◆ **Source data**:
** Start **

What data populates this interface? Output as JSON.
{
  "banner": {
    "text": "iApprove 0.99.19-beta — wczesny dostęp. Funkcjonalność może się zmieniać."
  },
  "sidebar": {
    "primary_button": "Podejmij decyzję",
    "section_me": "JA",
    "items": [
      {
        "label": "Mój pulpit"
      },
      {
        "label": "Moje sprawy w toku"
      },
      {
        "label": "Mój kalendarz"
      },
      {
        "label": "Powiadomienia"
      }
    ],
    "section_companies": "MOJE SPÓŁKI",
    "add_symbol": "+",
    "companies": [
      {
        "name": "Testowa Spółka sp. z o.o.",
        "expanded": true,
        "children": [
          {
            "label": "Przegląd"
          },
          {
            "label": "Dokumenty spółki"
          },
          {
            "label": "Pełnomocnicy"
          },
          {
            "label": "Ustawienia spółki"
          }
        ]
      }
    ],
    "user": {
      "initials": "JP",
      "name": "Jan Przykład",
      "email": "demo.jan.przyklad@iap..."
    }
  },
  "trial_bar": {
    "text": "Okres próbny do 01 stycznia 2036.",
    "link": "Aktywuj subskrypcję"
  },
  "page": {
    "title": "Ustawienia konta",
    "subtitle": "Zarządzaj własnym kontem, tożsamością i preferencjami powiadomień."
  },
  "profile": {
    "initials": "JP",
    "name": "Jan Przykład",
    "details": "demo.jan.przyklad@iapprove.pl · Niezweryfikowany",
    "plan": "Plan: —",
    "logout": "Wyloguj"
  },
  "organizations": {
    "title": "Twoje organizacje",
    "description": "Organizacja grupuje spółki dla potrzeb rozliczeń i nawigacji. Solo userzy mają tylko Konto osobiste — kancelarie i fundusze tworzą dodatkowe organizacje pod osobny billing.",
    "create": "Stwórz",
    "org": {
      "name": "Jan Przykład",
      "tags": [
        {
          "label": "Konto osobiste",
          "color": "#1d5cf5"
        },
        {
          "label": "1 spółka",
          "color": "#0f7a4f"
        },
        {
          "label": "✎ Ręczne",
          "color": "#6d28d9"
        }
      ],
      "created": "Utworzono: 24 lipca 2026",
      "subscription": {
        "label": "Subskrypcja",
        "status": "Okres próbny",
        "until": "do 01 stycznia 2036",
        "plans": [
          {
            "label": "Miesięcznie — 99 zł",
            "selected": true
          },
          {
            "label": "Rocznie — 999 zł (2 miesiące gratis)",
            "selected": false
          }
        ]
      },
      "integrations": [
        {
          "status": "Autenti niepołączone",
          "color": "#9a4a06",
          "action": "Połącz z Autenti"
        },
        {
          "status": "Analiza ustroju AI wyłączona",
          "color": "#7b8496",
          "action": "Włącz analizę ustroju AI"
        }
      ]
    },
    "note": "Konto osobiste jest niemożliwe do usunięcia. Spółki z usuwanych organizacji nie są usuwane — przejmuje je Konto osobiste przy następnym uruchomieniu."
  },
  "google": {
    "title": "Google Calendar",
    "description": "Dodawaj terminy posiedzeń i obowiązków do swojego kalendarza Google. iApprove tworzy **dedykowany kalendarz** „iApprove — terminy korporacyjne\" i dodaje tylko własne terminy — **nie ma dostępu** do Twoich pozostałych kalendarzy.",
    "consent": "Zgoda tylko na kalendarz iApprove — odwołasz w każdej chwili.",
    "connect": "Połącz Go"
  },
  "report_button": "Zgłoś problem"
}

** End **
** Start **

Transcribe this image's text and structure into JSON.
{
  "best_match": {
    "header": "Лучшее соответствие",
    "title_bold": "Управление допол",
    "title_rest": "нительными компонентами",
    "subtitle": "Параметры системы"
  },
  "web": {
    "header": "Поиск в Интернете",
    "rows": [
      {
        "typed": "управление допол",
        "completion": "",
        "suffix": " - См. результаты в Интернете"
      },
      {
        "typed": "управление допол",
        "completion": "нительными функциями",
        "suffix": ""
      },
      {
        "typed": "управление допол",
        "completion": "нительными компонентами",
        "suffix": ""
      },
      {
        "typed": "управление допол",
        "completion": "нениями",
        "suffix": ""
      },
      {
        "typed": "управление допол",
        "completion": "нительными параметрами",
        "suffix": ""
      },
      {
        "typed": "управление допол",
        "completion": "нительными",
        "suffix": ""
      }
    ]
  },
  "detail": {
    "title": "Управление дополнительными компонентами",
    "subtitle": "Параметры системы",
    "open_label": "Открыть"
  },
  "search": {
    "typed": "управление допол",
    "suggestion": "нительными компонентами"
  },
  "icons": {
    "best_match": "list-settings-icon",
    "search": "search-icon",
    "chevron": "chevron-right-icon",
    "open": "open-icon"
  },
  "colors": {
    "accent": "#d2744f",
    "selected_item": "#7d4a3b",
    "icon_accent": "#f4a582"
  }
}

** End **

◆ **Request**: Search the entries for the word "tylko", then gather every line that has it.

◆ **Response for this exercise**:
    "description": "Organizacja grupuje spółki dla potrzeb rozliczeń i nawigacji. Solo userzy mają tylko Konto osobiste — kancelarie i fundusze tworzą dodatkowe organizacje pod osobny billing.",
    "description": "Dodawaj terminy posiedzeń i obowiązków do swojego kalendarza Google. iApprove tworzy **dedykowany kalendarz** „iApprove — terminy korporacyjne\" i dodaje tylko własne terminy — **nie ma dostępu** do Twoich pozostałych kalendarzy.",
    "consent": "Zgoda tylko na kalendarz iApprove — odwołasz w każdej chwili.",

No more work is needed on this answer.